### Task
Write out the listing beneath this instruction in its entirety, exactly as it reads.

### Material
Start

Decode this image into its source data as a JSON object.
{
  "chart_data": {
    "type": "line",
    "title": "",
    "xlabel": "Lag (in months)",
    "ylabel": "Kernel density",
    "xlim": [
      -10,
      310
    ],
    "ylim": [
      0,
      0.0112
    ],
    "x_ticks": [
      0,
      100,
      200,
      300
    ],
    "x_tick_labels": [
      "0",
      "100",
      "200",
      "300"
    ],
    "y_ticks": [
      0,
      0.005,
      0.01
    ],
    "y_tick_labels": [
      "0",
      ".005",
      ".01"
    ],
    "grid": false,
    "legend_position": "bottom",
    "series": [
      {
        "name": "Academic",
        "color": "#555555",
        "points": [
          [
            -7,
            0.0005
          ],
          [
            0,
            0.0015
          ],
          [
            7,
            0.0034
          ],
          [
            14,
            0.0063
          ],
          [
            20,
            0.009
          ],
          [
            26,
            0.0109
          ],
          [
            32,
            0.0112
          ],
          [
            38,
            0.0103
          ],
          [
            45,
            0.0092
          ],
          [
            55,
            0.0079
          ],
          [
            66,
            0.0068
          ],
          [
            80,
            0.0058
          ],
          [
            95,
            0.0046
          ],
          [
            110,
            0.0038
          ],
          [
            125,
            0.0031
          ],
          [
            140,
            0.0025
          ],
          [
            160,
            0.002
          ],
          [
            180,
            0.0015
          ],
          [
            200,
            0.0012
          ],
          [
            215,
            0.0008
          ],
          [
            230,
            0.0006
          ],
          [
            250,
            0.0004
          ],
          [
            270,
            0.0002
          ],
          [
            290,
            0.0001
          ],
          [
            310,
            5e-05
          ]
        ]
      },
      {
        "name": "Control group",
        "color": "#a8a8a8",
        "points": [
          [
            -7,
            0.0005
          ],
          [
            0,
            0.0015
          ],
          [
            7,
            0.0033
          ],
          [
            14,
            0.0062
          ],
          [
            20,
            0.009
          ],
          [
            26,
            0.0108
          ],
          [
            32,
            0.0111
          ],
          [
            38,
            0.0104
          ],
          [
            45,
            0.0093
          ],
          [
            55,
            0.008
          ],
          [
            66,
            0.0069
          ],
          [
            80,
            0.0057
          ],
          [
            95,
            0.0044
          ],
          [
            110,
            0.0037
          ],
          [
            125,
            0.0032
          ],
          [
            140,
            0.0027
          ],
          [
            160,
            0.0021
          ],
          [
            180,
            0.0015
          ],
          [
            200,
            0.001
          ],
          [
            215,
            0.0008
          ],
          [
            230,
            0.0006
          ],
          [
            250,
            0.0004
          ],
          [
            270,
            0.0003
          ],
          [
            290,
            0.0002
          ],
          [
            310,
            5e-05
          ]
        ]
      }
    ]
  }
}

End

### The reply
Decode this image into its source data as a JSON object.
{
  "chart_data": {
    "type": "line",
    "title": "",
    "xlabel": "Lag (in months)",
    "ylabel": "Kernel density",
    "xlim": [
      -10,
      310
    ],
    "ylim": [
      0,
      0.0112
    ],
    "x_ticks": [
      0,
      100,
      200,
      300
    ],
    "x_tick_labels": [
      "0",
      "100",
      "200",
      "300"
    ],
    "y_ticks": [
      0,
      0.005,
      0.01
    ],
    "y_tick_labels": [
      "0",
      ".005",
      ".01"
    ],
    "grid": false,
    "legend_position": "bottom",
    "series": [
      {
        "name": "Academic",
        "color": "#555555",
        "points": [
          [
            -7,
            0.0005
          ],
          [
            0,
            0.0015
          ],
          [
            7,
            0.0034
          ],
          [
            14,
            0.0063
          ],
          [
            20,
            0.009
          ],
          [
            26,
            0.0109
          ],
          [
            32,
            0.0112
          ],
          [
            38,
            0.0103
          ],
          [
            45,
            0.0092
          ],
          [
            55,
            0.0079
          ],
          [
            66,
            0.0068
          ],
          [
            80,
            0.0058
          ],
          [
            95,
            0.0046
          ],
          [
            110,
            0.0038
          ],
          [
            125,
            0.0031
          ],
          [
            140,
            0.0025
          ],
          [
            160,
            0.002
          ],
          [
            180,
            0.0015
          ],
          [
            200,
            0.0012
          ],
          [
            215,
            0.0008
          ],
          [
            230,
            0.0006
          ],
          [
            250,
            0.0004
          ],
          [
            270,
            0.0002
          ],
          [
            290,
            0.0001
          ],
          [
            310,
            5e-05
          ]
        ]
      },
      {
        "name": "Control group",
        "color": "#a8a8a8",
        "points": [
          [
            -7,
            0.0005
          ],
          [
            0,
            0.0015
          ],
          [
            7,
            0.0033
          ],
          [
            14,
            0.0062
          ],
          [
            20,
            0.009
          ],
          [
            26,
            0.0108
          ],
          [
            32,
            0.0111
          ],
          [
            38,
            0.0104
          ],
          [
            45,
            0.0093
          ],
          [
            55,
            0.008
          ],
          [
            66,
            0.0069
          ],
          [
            80,
            0.0057
          ],
          [
            95,
            0.0044
          ],
          [
            110,
            0.0037
          ],
          [
            125,
            0.0032
          ],
          [
            140,
            0.0027
          ],
          [
            160,
            0.0021
          ],
          [
            180,
            0.0015
          ],
          [
            200,
            0.001
          ],
          [
            215,
            0.0008
          ],
          [
            230,
            0.0006
          ],
          [
            250,
            0.0004
          ],
          [
            270,
            0.0003
          ],
          [
            290,
            0.0002
          ],
          [
            310,
            5e-05
          ]
        ]
      }
    ]
  }
}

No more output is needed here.